| SET PROBLEM |
Copy the material below word for word, beginning with its first line and continuing through the line that contains "book-title: HABEAS CORPUS".

| Item position entries |
━━━━━━

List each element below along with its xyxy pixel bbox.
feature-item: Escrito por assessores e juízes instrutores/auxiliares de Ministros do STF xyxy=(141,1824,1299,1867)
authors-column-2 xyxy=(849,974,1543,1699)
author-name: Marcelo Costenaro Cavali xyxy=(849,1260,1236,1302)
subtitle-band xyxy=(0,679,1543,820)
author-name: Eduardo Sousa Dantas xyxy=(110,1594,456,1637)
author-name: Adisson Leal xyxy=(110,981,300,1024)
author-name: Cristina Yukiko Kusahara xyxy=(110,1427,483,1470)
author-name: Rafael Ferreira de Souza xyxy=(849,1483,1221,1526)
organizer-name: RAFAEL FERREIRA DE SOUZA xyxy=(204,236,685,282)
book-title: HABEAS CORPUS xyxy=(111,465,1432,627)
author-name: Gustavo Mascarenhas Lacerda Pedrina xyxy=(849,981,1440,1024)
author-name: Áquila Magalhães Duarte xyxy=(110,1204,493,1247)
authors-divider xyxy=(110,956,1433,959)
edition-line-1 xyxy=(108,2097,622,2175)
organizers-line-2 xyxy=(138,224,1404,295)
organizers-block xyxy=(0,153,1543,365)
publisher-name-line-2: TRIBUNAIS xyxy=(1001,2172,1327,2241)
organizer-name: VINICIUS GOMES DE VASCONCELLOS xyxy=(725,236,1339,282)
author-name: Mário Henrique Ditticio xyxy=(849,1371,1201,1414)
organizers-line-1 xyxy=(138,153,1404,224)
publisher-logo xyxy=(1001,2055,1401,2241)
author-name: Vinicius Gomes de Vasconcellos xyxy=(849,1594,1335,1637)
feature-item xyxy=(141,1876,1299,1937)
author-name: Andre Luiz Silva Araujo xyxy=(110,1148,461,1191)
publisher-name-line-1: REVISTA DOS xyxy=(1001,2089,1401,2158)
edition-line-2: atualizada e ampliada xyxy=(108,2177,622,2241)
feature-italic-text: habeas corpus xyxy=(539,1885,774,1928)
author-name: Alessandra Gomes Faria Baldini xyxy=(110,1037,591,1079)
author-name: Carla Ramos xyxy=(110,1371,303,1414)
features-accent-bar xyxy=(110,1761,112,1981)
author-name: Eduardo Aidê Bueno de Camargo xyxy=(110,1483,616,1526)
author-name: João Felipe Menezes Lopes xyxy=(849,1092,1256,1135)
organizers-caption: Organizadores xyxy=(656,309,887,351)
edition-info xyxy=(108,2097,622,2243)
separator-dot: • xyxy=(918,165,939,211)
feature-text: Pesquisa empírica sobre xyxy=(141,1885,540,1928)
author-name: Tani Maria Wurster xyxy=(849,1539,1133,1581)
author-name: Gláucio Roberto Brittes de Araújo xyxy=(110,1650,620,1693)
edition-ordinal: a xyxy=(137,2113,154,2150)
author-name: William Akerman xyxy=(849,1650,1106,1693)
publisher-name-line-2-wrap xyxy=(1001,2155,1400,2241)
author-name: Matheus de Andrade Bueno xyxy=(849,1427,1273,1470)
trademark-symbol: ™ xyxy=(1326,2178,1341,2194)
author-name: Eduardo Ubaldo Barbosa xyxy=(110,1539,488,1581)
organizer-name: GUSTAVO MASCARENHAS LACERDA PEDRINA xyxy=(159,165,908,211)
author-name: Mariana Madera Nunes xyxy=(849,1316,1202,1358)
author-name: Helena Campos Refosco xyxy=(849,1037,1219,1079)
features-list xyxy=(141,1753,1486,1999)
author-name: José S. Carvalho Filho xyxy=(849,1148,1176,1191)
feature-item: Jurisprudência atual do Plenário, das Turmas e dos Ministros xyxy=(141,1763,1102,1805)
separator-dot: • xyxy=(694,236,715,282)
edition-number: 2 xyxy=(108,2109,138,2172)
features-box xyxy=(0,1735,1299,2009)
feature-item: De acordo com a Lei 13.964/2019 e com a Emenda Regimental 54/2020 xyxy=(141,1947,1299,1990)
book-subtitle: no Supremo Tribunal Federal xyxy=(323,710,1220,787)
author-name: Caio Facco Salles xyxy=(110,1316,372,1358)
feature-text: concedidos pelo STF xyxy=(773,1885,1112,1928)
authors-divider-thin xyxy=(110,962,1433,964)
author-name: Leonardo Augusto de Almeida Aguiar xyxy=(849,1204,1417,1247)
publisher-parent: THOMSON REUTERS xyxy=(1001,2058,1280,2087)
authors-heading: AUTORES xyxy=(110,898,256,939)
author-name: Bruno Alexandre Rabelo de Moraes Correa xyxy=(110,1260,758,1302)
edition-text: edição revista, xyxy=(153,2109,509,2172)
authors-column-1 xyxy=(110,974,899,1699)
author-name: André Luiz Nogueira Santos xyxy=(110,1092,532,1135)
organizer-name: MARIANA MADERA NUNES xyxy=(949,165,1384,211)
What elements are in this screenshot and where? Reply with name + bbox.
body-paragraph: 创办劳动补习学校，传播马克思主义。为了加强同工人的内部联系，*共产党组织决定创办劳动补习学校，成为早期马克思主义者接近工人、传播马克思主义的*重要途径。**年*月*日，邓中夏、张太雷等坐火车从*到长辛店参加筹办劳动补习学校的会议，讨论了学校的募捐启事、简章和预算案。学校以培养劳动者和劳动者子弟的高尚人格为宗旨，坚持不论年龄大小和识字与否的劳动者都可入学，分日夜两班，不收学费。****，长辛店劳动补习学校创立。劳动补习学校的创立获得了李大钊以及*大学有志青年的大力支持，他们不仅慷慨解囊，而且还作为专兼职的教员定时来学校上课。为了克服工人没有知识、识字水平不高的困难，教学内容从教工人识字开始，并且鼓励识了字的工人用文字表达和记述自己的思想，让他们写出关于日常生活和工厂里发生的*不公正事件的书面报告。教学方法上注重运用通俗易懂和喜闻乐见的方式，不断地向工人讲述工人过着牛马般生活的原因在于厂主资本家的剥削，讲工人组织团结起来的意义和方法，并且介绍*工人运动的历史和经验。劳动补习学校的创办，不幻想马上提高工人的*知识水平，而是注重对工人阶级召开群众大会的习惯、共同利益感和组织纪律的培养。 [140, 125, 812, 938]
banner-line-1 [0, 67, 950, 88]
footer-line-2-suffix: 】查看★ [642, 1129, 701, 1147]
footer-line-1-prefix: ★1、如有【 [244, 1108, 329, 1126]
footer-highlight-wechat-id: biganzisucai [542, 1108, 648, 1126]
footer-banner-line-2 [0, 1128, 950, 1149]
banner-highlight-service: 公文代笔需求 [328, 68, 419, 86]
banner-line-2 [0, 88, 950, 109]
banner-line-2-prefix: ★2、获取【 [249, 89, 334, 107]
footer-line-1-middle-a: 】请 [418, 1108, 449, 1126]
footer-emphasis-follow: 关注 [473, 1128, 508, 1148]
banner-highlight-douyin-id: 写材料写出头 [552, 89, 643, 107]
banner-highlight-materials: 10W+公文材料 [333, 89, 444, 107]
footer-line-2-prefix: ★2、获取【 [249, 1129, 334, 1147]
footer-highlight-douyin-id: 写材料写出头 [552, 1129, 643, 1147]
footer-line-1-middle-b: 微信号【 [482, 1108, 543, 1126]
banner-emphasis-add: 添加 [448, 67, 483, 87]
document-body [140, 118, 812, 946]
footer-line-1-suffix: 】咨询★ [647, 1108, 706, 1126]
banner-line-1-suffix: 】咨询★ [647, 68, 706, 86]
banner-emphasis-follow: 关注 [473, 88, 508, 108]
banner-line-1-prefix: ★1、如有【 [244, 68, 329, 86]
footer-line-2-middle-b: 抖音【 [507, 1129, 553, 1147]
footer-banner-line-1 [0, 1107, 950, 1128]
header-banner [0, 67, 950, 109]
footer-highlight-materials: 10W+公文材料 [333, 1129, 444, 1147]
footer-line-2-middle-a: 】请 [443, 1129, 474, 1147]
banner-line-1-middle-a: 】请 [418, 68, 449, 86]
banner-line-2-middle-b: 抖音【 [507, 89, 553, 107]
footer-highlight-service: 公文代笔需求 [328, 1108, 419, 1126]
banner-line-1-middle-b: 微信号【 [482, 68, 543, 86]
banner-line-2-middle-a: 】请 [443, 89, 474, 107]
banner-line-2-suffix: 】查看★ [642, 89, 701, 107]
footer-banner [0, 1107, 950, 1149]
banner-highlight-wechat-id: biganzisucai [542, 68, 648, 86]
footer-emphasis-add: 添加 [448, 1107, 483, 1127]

━━━━━━

| WRITTEN ANSWER |
List each element below along with its xyxy pixel bbox.
feature-item: Escrito por assessores e juízes instrutores/auxiliares de Ministros do STF xyxy=(141,1824,1299,1867)
authors-column-2 xyxy=(849,974,1543,1699)
author-name: Marcelo Costenaro Cavali xyxy=(849,1260,1236,1302)
subtitle-band xyxy=(0,679,1543,820)
author-name: Eduardo Sousa Dantas xyxy=(110,1594,456,1637)
author-name: Adisson Leal xyxy=(110,981,300,1024)
author-name: Cristina Yukiko Kusahara xyxy=(110,1427,483,1470)
author-name: Rafael Ferreira de Souza xyxy=(849,1483,1221,1526)
organizer-name: RAFAEL FERREIRA DE SOUZA xyxy=(204,236,685,282)
book-title: HABEAS CORPUS xyxy=(111,465,1432,627)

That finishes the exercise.